- _TASK PROMPT_: Repeat every line of the material, character for character.

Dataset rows
******

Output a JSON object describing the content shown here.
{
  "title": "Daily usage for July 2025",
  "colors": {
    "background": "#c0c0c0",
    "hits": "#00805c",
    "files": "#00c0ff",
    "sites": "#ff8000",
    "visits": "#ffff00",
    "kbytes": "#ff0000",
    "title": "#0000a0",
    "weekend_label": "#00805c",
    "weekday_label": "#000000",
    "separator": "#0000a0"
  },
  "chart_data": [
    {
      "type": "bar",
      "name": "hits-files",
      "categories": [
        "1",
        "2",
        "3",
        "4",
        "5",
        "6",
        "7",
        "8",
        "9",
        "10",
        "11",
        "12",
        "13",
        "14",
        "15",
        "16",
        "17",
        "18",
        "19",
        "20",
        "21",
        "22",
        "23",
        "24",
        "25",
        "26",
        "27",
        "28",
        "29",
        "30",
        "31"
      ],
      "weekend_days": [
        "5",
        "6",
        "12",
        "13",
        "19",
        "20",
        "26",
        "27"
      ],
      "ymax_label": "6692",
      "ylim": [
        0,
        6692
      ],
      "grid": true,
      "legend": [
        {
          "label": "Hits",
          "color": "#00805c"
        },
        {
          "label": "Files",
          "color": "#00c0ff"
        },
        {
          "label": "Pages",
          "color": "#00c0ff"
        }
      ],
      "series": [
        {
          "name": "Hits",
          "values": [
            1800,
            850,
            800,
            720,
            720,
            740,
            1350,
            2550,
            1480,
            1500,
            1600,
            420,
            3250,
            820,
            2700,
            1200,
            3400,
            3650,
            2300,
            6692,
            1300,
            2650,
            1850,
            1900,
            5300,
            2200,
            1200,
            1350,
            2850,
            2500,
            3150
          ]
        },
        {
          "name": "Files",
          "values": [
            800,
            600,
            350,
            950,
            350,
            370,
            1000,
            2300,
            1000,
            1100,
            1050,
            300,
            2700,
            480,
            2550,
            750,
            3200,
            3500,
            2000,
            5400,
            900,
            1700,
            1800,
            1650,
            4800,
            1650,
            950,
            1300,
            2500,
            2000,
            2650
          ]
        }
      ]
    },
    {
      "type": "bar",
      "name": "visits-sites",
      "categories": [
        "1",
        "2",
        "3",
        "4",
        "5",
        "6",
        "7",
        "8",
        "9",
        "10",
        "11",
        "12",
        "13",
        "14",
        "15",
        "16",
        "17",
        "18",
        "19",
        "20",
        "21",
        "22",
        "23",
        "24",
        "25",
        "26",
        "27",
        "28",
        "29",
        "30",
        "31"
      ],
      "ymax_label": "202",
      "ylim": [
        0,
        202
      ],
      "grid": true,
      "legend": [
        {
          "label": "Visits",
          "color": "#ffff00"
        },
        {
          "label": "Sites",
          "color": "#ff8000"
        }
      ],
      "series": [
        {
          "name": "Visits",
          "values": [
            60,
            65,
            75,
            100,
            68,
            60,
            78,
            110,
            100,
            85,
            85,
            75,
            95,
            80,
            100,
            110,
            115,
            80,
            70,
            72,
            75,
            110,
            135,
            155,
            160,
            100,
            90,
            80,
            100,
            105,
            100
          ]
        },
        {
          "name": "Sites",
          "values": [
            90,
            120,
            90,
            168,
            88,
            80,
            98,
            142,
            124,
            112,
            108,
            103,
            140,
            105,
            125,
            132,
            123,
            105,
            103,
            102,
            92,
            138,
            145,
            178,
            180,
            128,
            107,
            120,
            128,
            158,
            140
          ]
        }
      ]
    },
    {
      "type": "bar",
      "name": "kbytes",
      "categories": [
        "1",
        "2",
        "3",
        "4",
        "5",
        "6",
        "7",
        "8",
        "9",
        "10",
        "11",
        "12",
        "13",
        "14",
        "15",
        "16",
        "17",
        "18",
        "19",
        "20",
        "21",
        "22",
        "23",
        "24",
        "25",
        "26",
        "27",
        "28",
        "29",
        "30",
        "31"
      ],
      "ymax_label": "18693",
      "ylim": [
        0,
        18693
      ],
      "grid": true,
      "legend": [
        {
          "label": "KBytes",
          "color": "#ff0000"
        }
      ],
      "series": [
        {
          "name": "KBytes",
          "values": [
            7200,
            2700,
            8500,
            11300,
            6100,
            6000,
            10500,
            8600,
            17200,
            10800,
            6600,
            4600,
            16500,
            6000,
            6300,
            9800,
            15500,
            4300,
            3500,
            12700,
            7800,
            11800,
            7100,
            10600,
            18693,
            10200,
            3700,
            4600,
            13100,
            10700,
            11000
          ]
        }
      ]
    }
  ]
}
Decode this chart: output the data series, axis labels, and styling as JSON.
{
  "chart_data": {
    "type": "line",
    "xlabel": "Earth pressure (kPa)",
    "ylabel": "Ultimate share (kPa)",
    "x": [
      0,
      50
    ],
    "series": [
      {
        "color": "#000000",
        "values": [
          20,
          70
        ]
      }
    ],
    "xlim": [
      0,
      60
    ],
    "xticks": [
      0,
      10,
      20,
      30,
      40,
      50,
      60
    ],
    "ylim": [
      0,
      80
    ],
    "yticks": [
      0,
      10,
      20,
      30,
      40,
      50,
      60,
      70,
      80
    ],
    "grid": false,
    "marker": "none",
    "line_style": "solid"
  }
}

******

- _SOLUTION TO THIS EXERCISE_:
Output a JSON object describing the content shown here.
{
  "title": "Daily usage for July 2025",
  "colors": {
    "background": "#c0c0c0",
    "hits": "#00805c",
    "files": "#00c0ff",
    "sites": "#ff8000",
    "visits": "#ffff00",
    "kbytes": "#ff0000",
    "title": "#0000a0",
    "weekend_label": "#00805c",
    "weekday_label": "#000000",
    "separator": "#0000a0"
  },
  "chart_data": [
    {
      "type": "bar",
      "name": "hits-files",
      "categories": [
        "1",
        "2",
        "3",
        "4",
        "5",
        "6",
        "7",
        "8",
        "9",
        "10",
        "11",
        "12",
        "13",
        "14",
        "15",
        "16",
        "17",
        "18",
        "19",
        "20",
        "21",
        "22",
        "23",
        "24",
        "25",
        "26",
        "27",
        "28",
        "29",
        "30",
        "31"
      ],
      "weekend_days": [
        "5",
        "6",
        "12",
        "13",
        "19",
        "20",
        "26",
        "27"
      ],
      "ymax_label": "6692",
      "ylim": [
        0,
        6692
      ],
      "grid": true,
      "legend": [
        {
          "label": "Hits",
          "color": "#00805c"
        },
        {
          "label": "Files",
          "color": "#00c0ff"
        },
        {
          "label": "Pages",
          "color": "#00c0ff"
        }
      ],
      "series": [
        {
          "name": "Hits",
          "values": [
            1800,
            850,
            800,
            720,
            720,
            740,
            1350,
            2550,
            1480,
            1500,
            1600,
            420,
            3250,
            820,
            2700,
            1200,
            3400,
            3650,
            2300,
            6692,
            1300,
            2650,
            1850,
            1900,
            5300,
            2200,
            1200,
            1350,
            2850,
            2500,
            3150
          ]
        },
        {
          "name": "Files",
          "values": [
            800,
            600,
            350,
            950,
            350,
            370,
            1000,
            2300,
            1000,
            1100,
            1050,
            300,
            2700,
            480,
            2550,
            750,
            3200,
            3500,
            2000,
            5400,
            900,
            1700,
            1800,
            1650,
            4800,
            1650,
            950,
            1300,
            2500,
            2000,
            2650
          ]
        }
      ]
    },
    {
      "type": "bar",
      "name": "visits-sites",
      "categories": [
        "1",
        "2",
        "3",
        "4",
        "5",
        "6",
        "7",
        "8",
        "9",
        "10",
        "11",
        "12",
        "13",
        "14",
        "15",
        "16",
        "17",
        "18",
        "19",
        "20",
        "21",
        "22",
        "23",
        "24",
        "25",
        "26",
        "27",
        "28",
        "29",
        "30",
        "31"
      ],
      "ymax_label": "202",
      "ylim": [
        0,
        202
      ],
      "grid": true,
      "legend": [
        {
          "label": "Visits",
          "color": "#ffff00"
        },
        {
          "label": "Sites",
          "color": "#ff8000"
        }
      ],
      "series": [
        {
          "name": "Visits",
          "values": [
            60,
            65,
            75,
            100,
            68,
            60,
            78,
            110,
            100,
            85,
            85,
            75,
            95,
            80,
            100,
            110,
            115,
            80,
            70,
            72,
            75,
            110,
            135,
            155,
            160,
            100,
            90,
            80,
            100,
            105,
            100
          ]
        },
        {
          "name": "Sites",
          "values": [
            90,
            120,
            90,
            168,
            88,
            80,
            98,
            142,
            124,
            112,
            108,
            103,
            140,
            105,
            125,
            132,
            123,
            105,
            103,
            102,
            92,
            138,
            145,
            178,
            180,
            128,
            107,
            120,
            128,
            158,
            140
          ]
        }
      ]
    },
    {
      "type": "bar",
      "name": "kbytes",
      "categories": [
        "1",
        "2",
        "3",
        "4",
        "5",
        "6",
        "7",
        "8",
        "9",
        "10",
        "11",
        "12",
        "13",
        "14",
        "15",
        "16",
        "17",
        "18",
        "19",
        "20",
        "21",
        "22",
        "23",
        "24",
        "25",
        "26",
        "27",
        "28",
        "29",
        "30",
        "31"
      ],
      "ymax_label": "18693",
      "ylim": [
        0,
        18693
      ],
      "grid": true,
      "legend": [
        {
          "label": "KBytes",
          "color": "#ff0000"
        }
      ],
      "series": [
        {
          "name": "KBytes",
          "values": [
            7200,
            2700,
            8500,
            11300,
            6100,
            6000,
            10500,
            8600,
            17200,
            10800,
            6600,
            4600,
            16500,
            6000,
            6300,
            9800,
            15500,
            4300,
            3500,
            12700,
            7800,
            11800,
            7100,
            10600,
            18693,
            10200,
            3700,
            4600,
            13100,
            10700,
            11000
          ]
        }
      ]
    }
  ]
}
Decode this chart: output the data series, axis labels, and styling as JSON.
{
  "chart_data": {
    "type": "line",
    "xlabel": "Earth pressure (kPa)",
    "ylabel": "Ultimate share (kPa)",
    "x": [
      0,
      50
    ],
    "series": [
      {
        "color": "#000000",
        "values": [
          20,
          70
        ]
      }
    ],
    "xlim": [
      0,
      60
    ],
    "xticks": [
      0,
      10,
      20,
      30,
      40,
      50,
      60
    ],
    "ylim": [
      0,
      80
    ],
    "yticks": [
      0,
      10,
      20,
      30,
      40,
      50,
      60,
      70,
      80
    ],
    "grid": false,
    "marker": "none",
    "line_style": "solid"
  }
}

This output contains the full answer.